[Things to do]
a – In the Apple Pay passage below, on which phones will Apple Pay be available starting in Oct. 2014?
b – Write the next part of the Apple Pay passage below, picking up after its final sentence.

Touted for weeks and formally unveiled at its event on Sept. 9, Apple finally introduced Apple Pay to the world.

The new mobile payment offering will be available for use in Oct. 2014 on iPhone 6 and iPhone 6 Plus, as well as Apple Watch in 2015. Apple Pay operates on near-field communication (NFC) technology, a chip called the Secure Element and Touch ID. To leverage the mobile payment platform, consumers must add their credit or debit card files to Passbook, which can be done with their phone’s camera or by manually entering the credit card information.

At launch, Apply Pay supports credit and debit cards from American Express, MasterCard, Visa, Bank of America, Capitol One, Chase, Citi and Wells Fargo. Moreover, the payment functionality will be available at all Apple retail stores in the U.S., as well as big-name retailers like Bloomingdale’s, Disney Store and Walt Disney World Resort, Duane Reade, Macy’s, McDonald’s, Sephora, Staples, Subway, Walgreens and Whole Foods Market.

(Page layout parsing data)
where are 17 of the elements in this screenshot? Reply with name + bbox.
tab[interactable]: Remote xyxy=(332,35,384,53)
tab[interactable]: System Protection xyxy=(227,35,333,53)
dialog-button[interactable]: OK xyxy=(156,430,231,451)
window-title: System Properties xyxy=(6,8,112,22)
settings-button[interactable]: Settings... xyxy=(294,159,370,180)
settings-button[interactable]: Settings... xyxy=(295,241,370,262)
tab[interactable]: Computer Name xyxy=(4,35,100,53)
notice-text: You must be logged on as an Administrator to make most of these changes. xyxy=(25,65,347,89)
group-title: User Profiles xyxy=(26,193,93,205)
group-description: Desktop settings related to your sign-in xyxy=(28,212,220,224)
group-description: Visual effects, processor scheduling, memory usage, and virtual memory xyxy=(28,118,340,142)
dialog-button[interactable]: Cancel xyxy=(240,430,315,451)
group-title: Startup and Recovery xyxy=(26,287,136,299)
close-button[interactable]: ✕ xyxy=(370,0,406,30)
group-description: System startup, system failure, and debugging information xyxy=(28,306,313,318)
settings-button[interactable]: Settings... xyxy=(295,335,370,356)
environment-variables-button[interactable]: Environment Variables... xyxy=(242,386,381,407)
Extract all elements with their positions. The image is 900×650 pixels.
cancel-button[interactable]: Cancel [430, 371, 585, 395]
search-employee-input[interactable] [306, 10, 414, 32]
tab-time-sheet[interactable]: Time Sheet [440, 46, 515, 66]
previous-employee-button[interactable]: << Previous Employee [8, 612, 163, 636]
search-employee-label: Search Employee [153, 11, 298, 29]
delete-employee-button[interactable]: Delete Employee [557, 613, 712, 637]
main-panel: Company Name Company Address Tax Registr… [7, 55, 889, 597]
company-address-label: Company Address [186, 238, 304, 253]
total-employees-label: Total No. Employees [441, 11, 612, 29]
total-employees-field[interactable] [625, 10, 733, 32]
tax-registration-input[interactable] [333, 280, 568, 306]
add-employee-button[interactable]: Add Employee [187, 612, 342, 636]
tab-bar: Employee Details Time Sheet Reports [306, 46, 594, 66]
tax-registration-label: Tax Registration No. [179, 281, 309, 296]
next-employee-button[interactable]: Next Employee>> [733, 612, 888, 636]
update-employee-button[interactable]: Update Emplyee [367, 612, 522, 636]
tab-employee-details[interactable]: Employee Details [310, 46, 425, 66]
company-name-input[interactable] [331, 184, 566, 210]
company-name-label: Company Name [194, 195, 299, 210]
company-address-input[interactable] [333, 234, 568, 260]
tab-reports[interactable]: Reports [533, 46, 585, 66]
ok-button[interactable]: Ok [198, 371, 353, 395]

[Responses for each task]
a – The iPhone 6 and iPhone 6 Plus.

b –
“Security and privacy is at the core of Apple Pay. When you’re using Apple Pay in a store, restaurant or other merchant, cashiers will no longer see your name, credit card number or security code, helping to reduce the potential for fraud,” said Eddy Cue, Apple’s senior vice president of Internet Software and Services. “Apple doesn’t collect your purchase history, so we don’t know what you bought, where you bought it or how much you paid for it. And if your iPhone is lost or stolen, you can use Find My iPhone to quickly suspend payments from that device.”

It is important to note that when credit or debit cards are added to Apple Pay that the actual card numbers are not stored on the device. Rather, a unique device account number is assigned, encrypted and stores in the Secure Element on the iPhone or Apple Watch. Additionally, each transaction is authorized with a one-time unique number using the Device Account Number instead of a card’s security code to validate each transaction.

In addition to brick-and-mortar shops, consumers will be able to use Apple Pay in certain apps via Touch ID. This functionality will enable consumers to checkout with just a touch, allowing them to skip filling out long forms for shipping and billing information. At launch, Apple Pay will be available in apps for Groupon, Instacart, MLB.com, OpenTable, Panera, Sephora, Starbucks, Target, Tickets.com, Uber and Apple.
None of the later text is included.